**TASK PROMPT**. Transcribe each line exactly.

**GIVEN RECORDS**.
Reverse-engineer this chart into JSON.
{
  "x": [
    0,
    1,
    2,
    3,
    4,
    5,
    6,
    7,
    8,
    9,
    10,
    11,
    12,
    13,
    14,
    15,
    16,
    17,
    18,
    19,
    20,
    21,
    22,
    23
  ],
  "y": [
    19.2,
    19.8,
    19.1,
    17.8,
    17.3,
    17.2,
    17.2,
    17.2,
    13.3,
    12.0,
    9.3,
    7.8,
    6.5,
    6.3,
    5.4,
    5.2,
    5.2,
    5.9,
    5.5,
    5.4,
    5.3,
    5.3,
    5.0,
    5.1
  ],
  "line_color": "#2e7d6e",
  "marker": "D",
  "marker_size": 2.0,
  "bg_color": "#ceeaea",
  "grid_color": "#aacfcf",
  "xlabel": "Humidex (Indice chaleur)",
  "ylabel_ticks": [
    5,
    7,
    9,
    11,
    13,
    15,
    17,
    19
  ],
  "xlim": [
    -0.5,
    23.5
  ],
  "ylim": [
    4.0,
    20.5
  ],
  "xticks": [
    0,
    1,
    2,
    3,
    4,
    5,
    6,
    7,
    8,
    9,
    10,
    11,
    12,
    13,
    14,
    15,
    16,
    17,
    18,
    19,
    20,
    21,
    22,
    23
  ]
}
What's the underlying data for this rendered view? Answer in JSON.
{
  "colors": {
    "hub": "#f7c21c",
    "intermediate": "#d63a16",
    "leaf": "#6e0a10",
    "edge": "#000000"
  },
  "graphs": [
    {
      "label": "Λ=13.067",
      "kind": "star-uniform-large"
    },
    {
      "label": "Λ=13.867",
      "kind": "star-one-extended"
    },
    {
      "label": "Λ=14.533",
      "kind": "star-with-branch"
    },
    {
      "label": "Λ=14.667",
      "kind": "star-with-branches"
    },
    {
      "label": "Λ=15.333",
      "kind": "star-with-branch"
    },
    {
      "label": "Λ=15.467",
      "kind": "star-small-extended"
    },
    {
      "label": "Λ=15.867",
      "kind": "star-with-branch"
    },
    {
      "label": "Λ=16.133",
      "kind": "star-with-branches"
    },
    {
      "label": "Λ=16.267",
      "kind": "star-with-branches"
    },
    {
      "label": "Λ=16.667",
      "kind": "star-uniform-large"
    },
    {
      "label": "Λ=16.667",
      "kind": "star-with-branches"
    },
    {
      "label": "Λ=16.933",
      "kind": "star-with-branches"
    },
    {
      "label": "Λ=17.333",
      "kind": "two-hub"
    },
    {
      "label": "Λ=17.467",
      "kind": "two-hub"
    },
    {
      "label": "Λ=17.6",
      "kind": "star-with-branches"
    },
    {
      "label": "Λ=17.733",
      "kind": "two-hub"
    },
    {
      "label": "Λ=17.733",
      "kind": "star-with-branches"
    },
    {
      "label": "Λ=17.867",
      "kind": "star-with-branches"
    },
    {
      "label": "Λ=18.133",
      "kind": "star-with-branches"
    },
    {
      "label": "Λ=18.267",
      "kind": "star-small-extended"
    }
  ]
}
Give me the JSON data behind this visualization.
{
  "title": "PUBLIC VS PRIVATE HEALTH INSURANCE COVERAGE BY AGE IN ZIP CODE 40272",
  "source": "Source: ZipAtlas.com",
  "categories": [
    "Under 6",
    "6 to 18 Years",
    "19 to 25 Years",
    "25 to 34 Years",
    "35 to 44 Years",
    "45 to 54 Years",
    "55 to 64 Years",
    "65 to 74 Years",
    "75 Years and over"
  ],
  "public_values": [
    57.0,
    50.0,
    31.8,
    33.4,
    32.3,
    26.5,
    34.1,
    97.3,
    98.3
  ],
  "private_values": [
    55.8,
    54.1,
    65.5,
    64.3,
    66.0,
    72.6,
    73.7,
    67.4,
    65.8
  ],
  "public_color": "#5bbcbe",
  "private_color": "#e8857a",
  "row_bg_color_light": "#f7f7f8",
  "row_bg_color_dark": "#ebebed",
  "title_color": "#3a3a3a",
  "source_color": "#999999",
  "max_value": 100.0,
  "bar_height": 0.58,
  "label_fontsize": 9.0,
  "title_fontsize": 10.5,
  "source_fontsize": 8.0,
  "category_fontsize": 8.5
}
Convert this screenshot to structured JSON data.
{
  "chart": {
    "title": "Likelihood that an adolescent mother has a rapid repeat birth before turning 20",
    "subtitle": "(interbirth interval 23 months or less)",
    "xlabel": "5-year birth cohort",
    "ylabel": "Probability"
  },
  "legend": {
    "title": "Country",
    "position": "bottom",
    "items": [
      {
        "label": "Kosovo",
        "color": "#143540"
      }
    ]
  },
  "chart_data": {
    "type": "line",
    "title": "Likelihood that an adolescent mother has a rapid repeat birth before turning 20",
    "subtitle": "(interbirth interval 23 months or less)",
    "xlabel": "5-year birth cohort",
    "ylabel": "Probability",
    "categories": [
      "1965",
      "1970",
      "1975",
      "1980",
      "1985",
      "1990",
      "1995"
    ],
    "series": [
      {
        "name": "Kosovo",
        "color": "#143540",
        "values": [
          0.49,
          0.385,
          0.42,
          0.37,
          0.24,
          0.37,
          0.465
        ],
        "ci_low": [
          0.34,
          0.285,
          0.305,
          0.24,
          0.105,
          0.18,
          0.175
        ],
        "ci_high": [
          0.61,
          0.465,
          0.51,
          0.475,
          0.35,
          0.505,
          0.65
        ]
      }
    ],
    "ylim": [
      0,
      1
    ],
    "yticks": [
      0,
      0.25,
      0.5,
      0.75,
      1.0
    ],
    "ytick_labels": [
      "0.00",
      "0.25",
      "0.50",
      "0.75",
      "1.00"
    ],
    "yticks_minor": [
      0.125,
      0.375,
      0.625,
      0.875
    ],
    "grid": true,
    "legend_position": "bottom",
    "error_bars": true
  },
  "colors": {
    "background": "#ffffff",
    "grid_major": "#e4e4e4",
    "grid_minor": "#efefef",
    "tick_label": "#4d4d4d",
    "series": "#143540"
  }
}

**REPLY**.
Reverse-engineer this chart into JSON.
{
  "x": [
    0,
    1,
    2,
    3,
    4,
    5,
    6,
    7,
    8,
    9,
    10,
    11,
    12,
    13,
    14,
    15,
    16,
    17,
    18,
    19,
    20,
    21,
    22,
    23
  ],
  "y": [
    19.2,
    19.8,
    19.1,
    17.8,
    17.3,
    17.2,
    17.2,
    17.2,
    13.3,
    12.0,
    9.3,
    7.8,
    6.5,
    6.3,
    5.4,
    5.2,
    5.2,
    5.9,
    5.5,
    5.4,
    5.3,
    5.3,
    5.0,
    5.1
  ],
  "line_color": "#2e7d6e",
  "marker": "D",
  "marker_size": 2.0,
  "bg_color": "#ceeaea",
  "grid_color": "#aacfcf",
  "xlabel": "Humidex (Indice chaleur)",
  "ylabel_ticks": [
    5,
    7,
    9,
    11,
    13,
    15,
    17,
    19
  ],
  "xlim": [
    -0.5,
    23.5
  ],
  "ylim": [
    4.0,
    20.5
  ],
  "xticks": [
    0,
    1,
    2,
    3,
    4,
    5,
    6,
    7,
    8,
    9,
    10,
    11,
    12,
    13,
    14,
    15,
    16,
    17,
    18,
    19,
    20,
    21,
    22,
    23
  ]
}
What's the underlying data for this rendered view? Answer in JSON.
{
  "colors": {
    "hub": "#f7c21c",
    "intermediate": "#d63a16",
    "leaf": "#6e0a10",
    "edge": "#000000"
  },
  "graphs": [
    {
      "label": "Λ=13.067",
      "kind": "star-uniform-large"
    },
    {
      "label": "Λ=13.867",
      "kind": "star-one-extended"
    },
    {
      "label": "Λ=14.533",
      "kind": "star-with-branch"
    },
    {
      "label": "Λ=14.667",
      "kind": "star-with-branches"
    },
    {
      "label": "Λ=15.333",
      "kind": "star-with-branch"
    },
    {
      "label": "Λ=15.467",
      "kind": "star-small-extended"
    },
    {
      "label": "Λ=15.867",
      "kind": "star-with-branch"
    },
    {
      "label": "Λ=16.133",
      "kind": "star-with-branches"
    },
    {
      "label": "Λ=16.267",
      "kind": "star-with-branches"
    },
    {
      "label": "Λ=16.667",
      "kind": "star-uniform-large"
    },
    {
      "label": "Λ=16.667",
      "kind": "star-with-branches"
    },
    {
      "label": "Λ=16.933",
      "kind": "star-with-branches"
    },
    {
      "label": "Λ=17.333",
      "kind": "two-hub"
    },
    {
      "label": "Λ=17.467",
      "kind": "two-hub"
    },
    {
      "label": "Λ=17.6",
      "kind": "star-with-branches"
    },
    {
      "label": "Λ=17.733",
      "kind": "two-hub"
    },
    {
      "label": "Λ=17.733",
      "kind": "star-with-branches"
    },
    {
      "label": "Λ=17.867",
      "kind": "star-with-branches"
    },
    {
      "label": "Λ=18.133",
      "kind": "star-with-branches"
    },
    {
      "label": "Λ=18.267",
      "kind": "star-small-extended"
    }
  ]
}
Give me the JSON data behind this visualization.
{
  "title": "PUBLIC VS PRIVATE HEALTH INSURANCE COVERAGE BY AGE IN ZIP CODE 40272",
  "source": "Source: ZipAtlas.com",
  "categories": [
    "Under 6",
    "6 to 18 Years",
    "19 to 25 Years",
    "25 to 34 Years",
    "35 to 44 Years",
    "45 to 54 Years",
    "55 to 64 Years",
    "65 to 74 Years",
    "75 Years and over"
  ],
  "public_values": [
    57.0,
    50.0,
    31.8,
    33.4,
    32.3,
    26.5,
    34.1,
    97.3,
    98.3
  ],
  "private_values": [
    55.8,
    54.1,
    65.5,
    64.3,
    66.0,
    72.6,
    73.7,
    67.4,
    65.8
  ],
  "public_color": "#5bbcbe",
  "private_color": "#e8857a",
  "row_bg_color_light": "#f7f7f8",
  "row_bg_color_dark": "#ebebed",
  "title_color": "#3a3a3a",
  "source_color": "#999999",
  "max_value": 100.0,
  "bar_height": 0.58,
  "label_fontsize": 9.0,
  "title_fontsize": 10.5,
  "source_fontsize": 8.0,
  "category_fontsize": 8.5
}
Convert this screenshot to structured JSON data.
{
  "chart": {
    "title": "Likelihood that an adolescent mother has a rapid repeat birth before turning 20",
    "subtitle": "(interbirth interval 23 months or less)",
    "xlabel": "5-year birth cohort",
    "ylabel": "Probability"
  },
  "legend": {
    "title": "Country",
    "position": "bottom",
    "items": [
      {
        "label": "Kosovo",
        "color": "#143540"
      }
    ]
  },
  "chart_data": {
    "type": "line",
    "title": "Likelihood that an adolescent mother has a rapid repeat birth before turning 20",
    "subtitle": "(interbirth interval 23 months or less)",
    "xlabel": "5-year birth cohort",
    "ylabel": "Probability",
    "categories": [
      "1965",
      "1970",
      "1975",
      "1980",
      "1985",
      "1990",
      "1995"
    ],
    "series": [
      {
        "name": "Kosovo",
        "color": "#143540",
        "values": [
          0.49,
          0.385,
          0.42,
          0.37,
          0.24,
          0.37,
          0.465
        ],
        "ci_low": [
          0.34,
          0.285,
          0.305,
          0.24,
          0.105,
          0.18,
          0.175
        ],
        "ci_high": [
          0.61,
          0.465,
          0.51,
          0.475,
          0.35,
          0.505,
          0.65
        ]
      }
    ],
    "ylim": [
      0,
      1
    ],
    "yticks": [
      0,
      0.25,
      0.5,
      0.75,
      1.0
    ],
    "ytick_labels": [
      "0.00",
      "0.25",
      "0.50",
      "0.75",
      "1.00"
    ],
    "yticks_minor": [
      0.125,
      0.375,
      0.625,
      0.875
    ],
    "grid": true,
    "legend_position": "bottom",
    "error_bars": true
  },
  "colors": {
    "background": "#ffffff",
    "grid_major": "#e4e4e4",
    "grid_minor": "#efefef",
    "tick_label": "#4d4d4d",
    "series": "#143540"
  }
}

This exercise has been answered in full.